**Stated task**
Below is a block of records; reproduce all of them exactly and leave out any pictures.

**Records for this task**

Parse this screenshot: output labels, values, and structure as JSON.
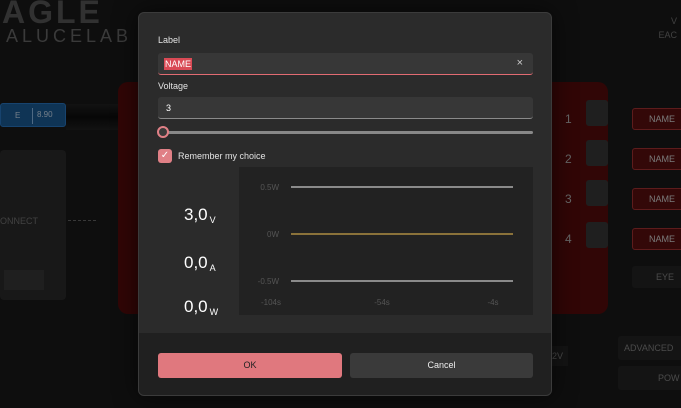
{
  "background": {
    "logo": "AGLE",
    "logo_sub": "ALUCELAB",
    "top_right_1": "V",
    "top_right_2": "EAC",
    "voltage_chip": "E",
    "voltage_value": "8.90",
    "connect_label": "ONNECT",
    "ports": [
      "1",
      "2",
      "3",
      "4"
    ],
    "name_buttons": [
      "NAME",
      "NAME",
      "NAME",
      "NAME"
    ],
    "eye_label": "EYE",
    "advanced_label": "ADVANCED",
    "power_label": "POW",
    "v_label": "2V"
  },
  "dialog": {
    "label_title": "Label",
    "label_value": "NAME",
    "clear_symbol": "×",
    "voltage_title": "Voltage",
    "voltage_value": "3",
    "slider_fraction": 0.02,
    "remember_label": "Remember my choice",
    "remember_checked": true,
    "readouts": [
      {
        "value": "3,0",
        "unit": "V"
      },
      {
        "value": "0,0",
        "unit": "A"
      },
      {
        "value": "0,0",
        "unit": "W"
      }
    ],
    "ok_label": "OK",
    "cancel_label": "Cancel"
  },
  "chart_data": {
    "type": "line",
    "y_tick_labels": [
      "0.5W",
      "0W",
      "-0.5W"
    ],
    "x_tick_labels": [
      "-104s",
      "-54s",
      "-4s"
    ],
    "series": [
      {
        "values": [
          0.5,
          0.5
        ],
        "color": "#c9c9c9"
      },
      {
        "values": [
          0,
          0
        ],
        "color": "#c9a24a"
      },
      {
        "values": [
          -0.5,
          -0.5
        ],
        "color": "#c9c9c9"
      }
    ],
    "x": [
      -104,
      -4
    ],
    "ylim": [
      -0.5,
      0.5
    ]
  },
  "colors": {
    "accent": "#e0787e",
    "focus_underline": "#e26b72"
  }
}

**Exercise output**
Parse this screenshot: output labels, values, and structure as JSON.
{
  "background": {
    "logo": "AGLE",
    "logo_sub": "ALUCELAB",
    "top_right_1": "V",
    "top_right_2": "EAC",
    "voltage_chip": "E",
    "voltage_value": "8.90",
    "connect_label": "ONNECT",
    "ports": [
      "1",
      "2",
      "3",
      "4"
    ],
    "name_buttons": [
      "NAME",
      "NAME",
      "NAME",
      "NAME"
    ],
    "eye_label": "EYE",
    "advanced_label": "ADVANCED",
    "power_label": "POW",
    "v_label": "2V"
  },
  "dialog": {
    "label_title": "Label",
    "label_value": "NAME",
    "clear_symbol": "×",
    "voltage_title": "Voltage",
    "voltage_value": "3",
    "slider_fraction": 0.02,
    "remember_label": "Remember my choice",
    "remember_checked": true,
    "readouts": [
      {
        "value": "3,0",
        "unit": "V"
      },
      {
        "value": "0,0",
        "unit": "A"
      },
      {
        "value": "0,0",
        "unit": "W"
      }
    ],
    "ok_label": "OK",
    "cancel_label": "Cancel"
  },
  "chart_data": {
    "type": "line",
    "y_tick_labels": [
      "0.5W",
      "0W",
      "-0.5W"
    ],
    "x_tick_labels": [
      "-104s",
      "-54s",
      "-4s"
    ],
    "series": [
      {
        "values": [
          0.5,
          0.5
        ],
        "color": "#c9c9c9"
      },
      {
        "values": [
          0,
          0
        ],
        "color": "#c9a24a"
      },
      {
        "values": [
          -0.5,
          -0.5
        ],
        "color": "#c9c9c9"
      }
    ],
    "x": [
      -104,
      -4
    ],
    "ylim": [
      -0.5,
      0.5
    ]
  },
  "colors": {
    "accent": "#e0787e",
    "focus_underline": "#e26b72"
  }
}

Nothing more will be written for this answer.